### Task to complete
Search the entries below. Return every line that has "Poverty" in it.
--- BEGIN ---
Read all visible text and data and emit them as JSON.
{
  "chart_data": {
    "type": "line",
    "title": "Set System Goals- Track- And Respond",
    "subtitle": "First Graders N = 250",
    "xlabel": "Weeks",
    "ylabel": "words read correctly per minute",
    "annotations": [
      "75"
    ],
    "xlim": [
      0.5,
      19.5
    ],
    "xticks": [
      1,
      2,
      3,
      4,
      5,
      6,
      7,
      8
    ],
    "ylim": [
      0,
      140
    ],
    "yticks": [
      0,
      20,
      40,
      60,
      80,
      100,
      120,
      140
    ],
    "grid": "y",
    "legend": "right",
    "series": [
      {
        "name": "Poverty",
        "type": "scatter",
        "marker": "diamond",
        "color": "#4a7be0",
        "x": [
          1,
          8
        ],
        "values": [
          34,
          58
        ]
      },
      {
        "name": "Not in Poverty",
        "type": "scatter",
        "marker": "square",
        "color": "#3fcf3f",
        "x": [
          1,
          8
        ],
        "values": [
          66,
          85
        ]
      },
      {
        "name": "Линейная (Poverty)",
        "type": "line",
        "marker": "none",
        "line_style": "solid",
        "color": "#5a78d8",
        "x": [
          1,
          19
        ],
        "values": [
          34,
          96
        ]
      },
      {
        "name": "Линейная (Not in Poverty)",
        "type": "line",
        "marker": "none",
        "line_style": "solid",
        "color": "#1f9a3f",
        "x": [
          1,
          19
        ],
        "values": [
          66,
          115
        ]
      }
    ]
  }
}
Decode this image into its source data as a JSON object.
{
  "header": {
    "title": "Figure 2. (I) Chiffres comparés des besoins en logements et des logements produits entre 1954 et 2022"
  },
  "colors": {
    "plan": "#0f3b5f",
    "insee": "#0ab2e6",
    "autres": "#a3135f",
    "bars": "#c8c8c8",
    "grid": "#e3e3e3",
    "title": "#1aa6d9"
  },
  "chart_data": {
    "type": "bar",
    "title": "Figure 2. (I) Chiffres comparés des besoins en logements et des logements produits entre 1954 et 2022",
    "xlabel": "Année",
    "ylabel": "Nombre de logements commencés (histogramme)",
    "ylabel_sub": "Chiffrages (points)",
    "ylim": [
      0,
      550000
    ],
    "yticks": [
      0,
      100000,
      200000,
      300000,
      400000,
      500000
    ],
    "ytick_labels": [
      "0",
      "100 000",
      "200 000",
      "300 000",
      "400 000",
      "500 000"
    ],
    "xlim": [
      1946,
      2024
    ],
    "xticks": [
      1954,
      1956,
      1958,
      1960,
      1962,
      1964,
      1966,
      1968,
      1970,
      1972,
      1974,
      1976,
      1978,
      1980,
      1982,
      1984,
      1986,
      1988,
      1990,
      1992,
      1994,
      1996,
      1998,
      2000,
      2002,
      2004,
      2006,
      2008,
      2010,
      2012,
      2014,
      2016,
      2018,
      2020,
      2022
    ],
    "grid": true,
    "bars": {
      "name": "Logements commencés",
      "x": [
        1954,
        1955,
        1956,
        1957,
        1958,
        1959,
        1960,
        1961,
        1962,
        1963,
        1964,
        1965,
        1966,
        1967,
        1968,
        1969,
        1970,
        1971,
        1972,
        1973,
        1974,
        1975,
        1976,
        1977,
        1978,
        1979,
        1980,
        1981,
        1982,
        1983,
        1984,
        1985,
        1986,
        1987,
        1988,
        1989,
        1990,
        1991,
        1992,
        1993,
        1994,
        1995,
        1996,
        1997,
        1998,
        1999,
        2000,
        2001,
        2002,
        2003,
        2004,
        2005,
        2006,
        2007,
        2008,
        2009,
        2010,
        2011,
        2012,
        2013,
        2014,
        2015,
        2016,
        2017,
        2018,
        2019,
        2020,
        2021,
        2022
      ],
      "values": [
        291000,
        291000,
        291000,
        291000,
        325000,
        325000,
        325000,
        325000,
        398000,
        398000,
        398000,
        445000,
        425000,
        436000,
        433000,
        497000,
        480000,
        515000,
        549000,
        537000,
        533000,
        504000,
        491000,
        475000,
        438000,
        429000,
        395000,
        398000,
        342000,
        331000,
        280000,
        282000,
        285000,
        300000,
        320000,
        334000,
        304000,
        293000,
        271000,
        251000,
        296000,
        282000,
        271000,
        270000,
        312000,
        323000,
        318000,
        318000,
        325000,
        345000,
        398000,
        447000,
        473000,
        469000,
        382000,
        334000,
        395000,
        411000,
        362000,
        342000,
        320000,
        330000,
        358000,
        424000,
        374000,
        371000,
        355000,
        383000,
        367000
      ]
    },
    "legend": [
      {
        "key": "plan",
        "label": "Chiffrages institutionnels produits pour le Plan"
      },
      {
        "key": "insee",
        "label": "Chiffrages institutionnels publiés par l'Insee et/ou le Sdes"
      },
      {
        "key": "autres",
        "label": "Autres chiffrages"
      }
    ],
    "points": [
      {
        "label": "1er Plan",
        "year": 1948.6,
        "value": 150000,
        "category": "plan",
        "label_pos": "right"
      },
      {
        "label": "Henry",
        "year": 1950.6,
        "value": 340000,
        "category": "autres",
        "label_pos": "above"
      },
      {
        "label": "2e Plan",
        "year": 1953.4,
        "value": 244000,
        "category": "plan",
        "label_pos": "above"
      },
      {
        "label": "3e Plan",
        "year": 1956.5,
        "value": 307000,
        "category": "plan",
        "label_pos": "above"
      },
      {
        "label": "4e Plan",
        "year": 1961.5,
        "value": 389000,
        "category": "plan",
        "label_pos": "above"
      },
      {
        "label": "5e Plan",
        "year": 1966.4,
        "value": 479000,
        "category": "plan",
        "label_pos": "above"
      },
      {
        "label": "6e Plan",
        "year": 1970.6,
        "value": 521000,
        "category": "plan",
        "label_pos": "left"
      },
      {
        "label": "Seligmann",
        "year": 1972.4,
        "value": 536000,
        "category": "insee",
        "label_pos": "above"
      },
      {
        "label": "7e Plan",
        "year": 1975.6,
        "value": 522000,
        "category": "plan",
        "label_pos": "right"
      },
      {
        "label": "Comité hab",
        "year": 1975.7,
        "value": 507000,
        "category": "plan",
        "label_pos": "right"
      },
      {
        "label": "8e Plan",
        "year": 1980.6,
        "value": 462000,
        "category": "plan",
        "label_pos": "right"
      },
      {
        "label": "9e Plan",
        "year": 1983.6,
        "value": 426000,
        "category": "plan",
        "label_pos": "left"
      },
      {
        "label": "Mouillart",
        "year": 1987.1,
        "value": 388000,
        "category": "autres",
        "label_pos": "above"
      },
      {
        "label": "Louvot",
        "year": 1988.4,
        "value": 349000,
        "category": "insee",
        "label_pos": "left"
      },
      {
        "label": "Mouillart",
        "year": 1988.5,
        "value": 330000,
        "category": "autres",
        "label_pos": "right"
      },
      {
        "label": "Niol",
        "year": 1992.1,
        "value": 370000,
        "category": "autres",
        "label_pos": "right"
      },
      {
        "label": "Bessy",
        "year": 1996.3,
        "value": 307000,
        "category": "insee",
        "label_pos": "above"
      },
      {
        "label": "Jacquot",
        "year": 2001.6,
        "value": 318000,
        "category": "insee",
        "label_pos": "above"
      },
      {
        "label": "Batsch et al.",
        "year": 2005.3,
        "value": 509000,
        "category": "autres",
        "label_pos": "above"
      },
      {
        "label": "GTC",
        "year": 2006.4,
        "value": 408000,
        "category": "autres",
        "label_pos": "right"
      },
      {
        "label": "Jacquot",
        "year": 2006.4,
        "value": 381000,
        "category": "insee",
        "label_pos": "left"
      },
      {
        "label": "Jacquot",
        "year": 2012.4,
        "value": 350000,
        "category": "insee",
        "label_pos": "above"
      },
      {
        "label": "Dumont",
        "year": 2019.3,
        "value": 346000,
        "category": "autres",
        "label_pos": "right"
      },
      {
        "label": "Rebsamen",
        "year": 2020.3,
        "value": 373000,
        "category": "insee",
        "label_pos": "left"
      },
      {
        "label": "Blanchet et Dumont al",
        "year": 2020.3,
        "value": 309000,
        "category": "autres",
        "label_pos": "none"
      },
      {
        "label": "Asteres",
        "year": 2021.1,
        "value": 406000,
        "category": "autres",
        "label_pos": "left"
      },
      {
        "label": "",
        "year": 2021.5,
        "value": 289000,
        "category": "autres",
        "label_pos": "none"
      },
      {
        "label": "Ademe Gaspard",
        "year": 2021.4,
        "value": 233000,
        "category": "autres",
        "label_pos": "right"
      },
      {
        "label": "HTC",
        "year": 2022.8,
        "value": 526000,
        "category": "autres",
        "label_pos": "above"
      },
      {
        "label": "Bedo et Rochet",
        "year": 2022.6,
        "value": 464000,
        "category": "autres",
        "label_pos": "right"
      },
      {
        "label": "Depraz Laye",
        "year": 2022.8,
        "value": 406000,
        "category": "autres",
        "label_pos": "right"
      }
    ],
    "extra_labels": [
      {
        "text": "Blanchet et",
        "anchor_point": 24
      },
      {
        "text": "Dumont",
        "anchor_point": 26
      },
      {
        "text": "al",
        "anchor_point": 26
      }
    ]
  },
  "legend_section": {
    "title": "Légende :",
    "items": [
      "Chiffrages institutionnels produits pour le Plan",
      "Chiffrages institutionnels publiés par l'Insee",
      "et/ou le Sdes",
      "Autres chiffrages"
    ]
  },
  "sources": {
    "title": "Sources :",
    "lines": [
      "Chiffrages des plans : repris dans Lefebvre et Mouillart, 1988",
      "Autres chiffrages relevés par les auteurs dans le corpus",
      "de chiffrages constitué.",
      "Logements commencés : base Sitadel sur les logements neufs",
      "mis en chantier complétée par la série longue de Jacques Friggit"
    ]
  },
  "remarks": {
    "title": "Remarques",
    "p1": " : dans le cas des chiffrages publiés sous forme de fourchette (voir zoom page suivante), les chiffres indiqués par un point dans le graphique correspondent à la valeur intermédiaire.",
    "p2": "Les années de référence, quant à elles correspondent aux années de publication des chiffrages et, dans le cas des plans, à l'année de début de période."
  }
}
--- END ---
### Solution to this exercise
        "name": "Poverty",
        "name": "Not in Poverty",
        "name": "Линейная (Poverty)",
        "name": "Линейная (Not in Poverty)",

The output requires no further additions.